━━━━━ RECORD EXCERPTS

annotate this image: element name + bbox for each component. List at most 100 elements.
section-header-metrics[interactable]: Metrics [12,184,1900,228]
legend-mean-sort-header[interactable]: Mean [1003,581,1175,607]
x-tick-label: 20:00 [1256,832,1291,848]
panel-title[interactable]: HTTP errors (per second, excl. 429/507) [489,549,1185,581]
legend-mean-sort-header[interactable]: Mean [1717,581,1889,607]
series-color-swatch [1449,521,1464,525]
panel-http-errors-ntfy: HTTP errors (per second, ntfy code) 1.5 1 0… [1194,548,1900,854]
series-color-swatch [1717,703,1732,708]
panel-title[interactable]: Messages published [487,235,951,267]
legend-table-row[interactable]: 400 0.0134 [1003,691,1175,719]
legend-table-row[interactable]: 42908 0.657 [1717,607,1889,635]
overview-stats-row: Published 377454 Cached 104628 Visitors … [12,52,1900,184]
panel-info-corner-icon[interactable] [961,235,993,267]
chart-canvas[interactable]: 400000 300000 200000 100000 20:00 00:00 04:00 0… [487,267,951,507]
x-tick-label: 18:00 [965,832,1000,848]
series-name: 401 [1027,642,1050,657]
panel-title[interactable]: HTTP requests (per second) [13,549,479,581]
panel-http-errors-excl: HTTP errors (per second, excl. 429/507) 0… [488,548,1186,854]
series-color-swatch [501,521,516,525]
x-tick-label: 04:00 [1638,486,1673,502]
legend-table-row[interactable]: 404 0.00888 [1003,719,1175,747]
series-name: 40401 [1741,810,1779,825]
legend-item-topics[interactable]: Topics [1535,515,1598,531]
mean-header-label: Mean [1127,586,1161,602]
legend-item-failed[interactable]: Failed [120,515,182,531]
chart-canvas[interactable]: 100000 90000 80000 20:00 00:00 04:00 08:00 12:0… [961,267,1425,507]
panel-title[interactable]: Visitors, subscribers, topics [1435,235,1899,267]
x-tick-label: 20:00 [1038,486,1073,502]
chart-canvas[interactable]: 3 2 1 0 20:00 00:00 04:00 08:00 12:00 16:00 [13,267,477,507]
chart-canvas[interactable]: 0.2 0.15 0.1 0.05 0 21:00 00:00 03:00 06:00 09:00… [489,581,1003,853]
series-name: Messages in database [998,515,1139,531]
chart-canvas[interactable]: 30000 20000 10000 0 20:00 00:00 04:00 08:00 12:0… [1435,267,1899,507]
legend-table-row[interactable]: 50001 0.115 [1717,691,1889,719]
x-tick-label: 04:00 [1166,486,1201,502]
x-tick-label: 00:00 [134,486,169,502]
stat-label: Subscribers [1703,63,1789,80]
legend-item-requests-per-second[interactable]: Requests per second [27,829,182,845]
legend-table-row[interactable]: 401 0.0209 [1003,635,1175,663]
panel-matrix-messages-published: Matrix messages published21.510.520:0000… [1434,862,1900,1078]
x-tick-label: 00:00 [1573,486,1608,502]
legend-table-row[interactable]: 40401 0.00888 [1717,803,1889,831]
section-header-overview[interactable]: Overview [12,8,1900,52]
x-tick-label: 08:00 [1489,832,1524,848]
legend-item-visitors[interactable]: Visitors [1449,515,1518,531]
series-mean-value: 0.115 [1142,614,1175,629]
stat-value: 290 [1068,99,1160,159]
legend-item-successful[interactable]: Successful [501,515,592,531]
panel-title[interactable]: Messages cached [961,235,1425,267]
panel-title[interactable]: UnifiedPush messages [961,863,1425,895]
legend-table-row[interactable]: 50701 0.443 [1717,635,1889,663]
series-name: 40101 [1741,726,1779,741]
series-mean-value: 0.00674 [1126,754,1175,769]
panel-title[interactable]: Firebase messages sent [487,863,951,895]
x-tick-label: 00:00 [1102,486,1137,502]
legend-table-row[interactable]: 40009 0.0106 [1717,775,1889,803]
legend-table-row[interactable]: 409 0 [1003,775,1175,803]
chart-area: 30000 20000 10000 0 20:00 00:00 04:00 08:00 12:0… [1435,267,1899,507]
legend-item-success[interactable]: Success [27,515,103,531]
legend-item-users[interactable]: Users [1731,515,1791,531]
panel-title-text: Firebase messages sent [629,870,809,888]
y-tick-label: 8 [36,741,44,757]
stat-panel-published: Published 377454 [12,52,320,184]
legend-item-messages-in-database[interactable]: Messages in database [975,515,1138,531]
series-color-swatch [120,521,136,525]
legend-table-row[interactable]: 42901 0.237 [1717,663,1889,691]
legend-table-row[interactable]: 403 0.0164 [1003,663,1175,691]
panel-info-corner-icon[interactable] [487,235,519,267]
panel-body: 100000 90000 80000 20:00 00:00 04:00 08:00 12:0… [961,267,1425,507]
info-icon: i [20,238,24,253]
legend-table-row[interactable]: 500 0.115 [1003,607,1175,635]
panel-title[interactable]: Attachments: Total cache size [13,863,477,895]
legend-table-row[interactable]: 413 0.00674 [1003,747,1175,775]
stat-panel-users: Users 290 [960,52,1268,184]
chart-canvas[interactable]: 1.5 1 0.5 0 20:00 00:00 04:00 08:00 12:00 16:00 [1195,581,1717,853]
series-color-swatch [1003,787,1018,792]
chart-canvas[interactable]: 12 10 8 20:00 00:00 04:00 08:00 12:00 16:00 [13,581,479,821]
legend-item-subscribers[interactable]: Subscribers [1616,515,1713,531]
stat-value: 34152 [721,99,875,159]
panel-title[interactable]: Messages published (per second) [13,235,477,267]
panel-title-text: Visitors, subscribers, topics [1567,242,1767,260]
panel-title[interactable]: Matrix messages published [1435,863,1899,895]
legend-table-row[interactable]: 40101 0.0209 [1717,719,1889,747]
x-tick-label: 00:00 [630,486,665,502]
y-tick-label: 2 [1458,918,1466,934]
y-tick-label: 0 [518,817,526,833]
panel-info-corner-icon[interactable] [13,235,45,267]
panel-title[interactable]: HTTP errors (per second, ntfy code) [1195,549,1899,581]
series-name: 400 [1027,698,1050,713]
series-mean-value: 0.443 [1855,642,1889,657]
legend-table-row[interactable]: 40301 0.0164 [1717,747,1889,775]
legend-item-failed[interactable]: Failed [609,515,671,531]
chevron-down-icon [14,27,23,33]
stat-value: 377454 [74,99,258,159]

━━━━━━━━━━

**THE TASK:** Quote the data above line for line, keeping every character unchanged, from the first line through the last.

**SOLUTION:**
annotate this image: element name + bbox for each component. List at most 100 elements.
section-header-metrics[interactable]: Metrics [12,184,1900,228]
legend-mean-sort-header[interactable]: Mean [1003,581,1175,607]
x-tick-label: 20:00 [1256,832,1291,848]
panel-title[interactable]: HTTP errors (per second, excl. 429/507) [489,549,1185,581]
legend-mean-sort-header[interactable]: Mean [1717,581,1889,607]
series-color-swatch [1449,521,1464,525]
panel-http-errors-ntfy: HTTP errors (per second, ntfy code) 1.5 1 0… [1194,548,1900,854]
series-color-swatch [1717,703,1732,708]
panel-title[interactable]: Messages published [487,235,951,267]
legend-table-row[interactable]: 400 0.0134 [1003,691,1175,719]
legend-table-row[interactable]: 42908 0.657 [1717,607,1889,635]
overview-stats-row: Published 377454 Cached 104628 Visitors … [12,52,1900,184]
panel-info-corner-icon[interactable] [961,235,993,267]
chart-canvas[interactable]: 400000 300000 200000 100000 20:00 00:00 04:00 0… [487,267,951,507]
x-tick-label: 18:00 [965,832,1000,848]
series-name: 401 [1027,642,1050,657]
panel-title[interactable]: HTTP requests (per second) [13,549,479,581]
panel-http-errors-excl: HTTP errors (per second, excl. 429/507) 0… [488,548,1186,854]
series-color-swatch [501,521,516,525]
x-tick-label: 04:00 [1638,486,1673,502]
legend-table-row[interactable]: 404 0.00888 [1003,719,1175,747]
series-name: 40401 [1741,810,1779,825]
legend-item-topics[interactable]: Topics [1535,515,1598,531]
mean-header-label: Mean [1127,586,1161,602]
legend-item-failed[interactable]: Failed [120,515,182,531]
chart-canvas[interactable]: 100000 90000 80000 20:00 00:00 04:00 08:00 12:0… [961,267,1425,507]
panel-title[interactable]: Visitors, subscribers, topics [1435,235,1899,267]
x-tick-label: 20:00 [1038,486,1073,502]
chart-canvas[interactable]: 3 2 1 0 20:00 00:00 04:00 08:00 12:00 16:00 [13,267,477,507]
chart-canvas[interactable]: 0.2 0.15 0.1 0.05 0 21:00 00:00 03:00 06:00 09:00… [489,581,1003,853]
series-name: Messages in database [998,515,1139,531]
chart-canvas[interactable]: 30000 20000 10000 0 20:00 00:00 04:00 08:00 12:0… [1435,267,1899,507]
legend-table-row[interactable]: 50001 0.115 [1717,691,1889,719]
x-tick-label: 04:00 [1166,486,1201,502]
x-tick-label: 00:00 [134,486,169,502]
stat-label: Subscribers [1703,63,1789,80]
legend-item-requests-per-second[interactable]: Requests per second [27,829,182,845]
legend-table-row[interactable]: 401 0.0209 [1003,635,1175,663]
panel-matrix-messages-published: Matrix messages published21.510.520:0000… [1434,862,1900,1078]
x-tick-label: 00:00 [1573,486,1608,502]
legend-table-row[interactable]: 40401 0.00888 [1717,803,1889,831]
section-header-overview[interactable]: Overview [12,8,1900,52]
x-tick-label: 08:00 [1489,832,1524,848]
legend-item-visitors[interactable]: Visitors [1449,515,1518,531]
series-mean-value: 0.115 [1142,614,1175,629]
stat-value: 290 [1068,99,1160,159]
legend-item-successful[interactable]: Successful [501,515,592,531]
panel-title[interactable]: Messages cached [961,235,1425,267]
panel-title[interactable]: UnifiedPush messages [961,863,1425,895]
legend-table-row[interactable]: 50701 0.443 [1717,635,1889,663]
series-name: 40101 [1741,726,1779,741]
series-mean-value: 0.00674 [1126,754,1175,769]
panel-title[interactable]: Firebase messages sent [487,863,951,895]
x-tick-label: 00:00 [1102,486,1137,502]
legend-table-row[interactable]: 40009 0.0106 [1717,775,1889,803]
legend-table-row[interactable]: 409 0 [1003,775,1175,803]
chart-area: 30000 20000 10000 0 20:00 00:00 04:00 08:00 12:0… [1435,267,1899,507]
legend-item-success[interactable]: Success [27,515,103,531]
legend-item-users[interactable]: Users [1731,515,1791,531]
panel-title-text: Firebase messages sent [629,870,809,888]
y-tick-label: 8 [36,741,44,757]
stat-panel-published: Published 377454 [12,52,320,184]
legend-item-messages-in-database[interactable]: Messages in database [975,515,1138,531]
series-color-swatch [120,521,136,525]
legend-table-row[interactable]: 42901 0.237 [1717,663,1889,691]
legend-table-row[interactable]: 403 0.0164 [1003,663,1175,691]
panel-info-corner-icon[interactable] [487,235,519,267]
panel-body: 100000 90000 80000 20:00 00:00 04:00 08:00 12:0… [961,267,1425,507]
info-icon: i [20,238,24,253]
legend-table-row[interactable]: 500 0.115 [1003,607,1175,635]
panel-title[interactable]: Attachments: Total cache size [13,863,477,895]
legend-table-row[interactable]: 413 0.00674 [1003,747,1175,775]
stat-panel-users: Users 290 [960,52,1268,184]
chart-canvas[interactable]: 1.5 1 0.5 0 20:00 00:00 04:00 08:00 12:00 16:00 [1195,581,1717,853]
series-color-swatch [1003,787,1018,792]
chart-canvas[interactable]: 12 10 8 20:00 00:00 04:00 08:00 12:00 16:00 [13,581,479,821]
legend-item-subscribers[interactable]: Subscribers [1616,515,1713,531]
stat-value: 34152 [721,99,875,159]
panel-title[interactable]: Messages published (per second) [13,235,477,267]
panel-title-text: Visitors, subscribers, topics [1567,242,1767,260]
panel-title[interactable]: Matrix messages published [1435,863,1899,895]
legend-table-row[interactable]: 40101 0.0209 [1717,719,1889,747]
x-tick-label: 00:00 [630,486,665,502]
y-tick-label: 2 [1458,918,1466,934]
y-tick-label: 0 [518,817,526,833]
panel-info-corner-icon[interactable] [13,235,45,267]
panel-title[interactable]: HTTP errors (per second, ntfy code) [1195,549,1899,581]
series-name: 400 [1027,698,1050,713]
series-mean-value: 0.443 [1855,642,1889,657]
legend-table-row[interactable]: 40301 0.0164 [1717,747,1889,775]
legend-item-failed[interactable]: Failed [609,515,671,531]
chevron-down-icon [14,27,23,33]
stat-value: 377454 [74,99,258,159]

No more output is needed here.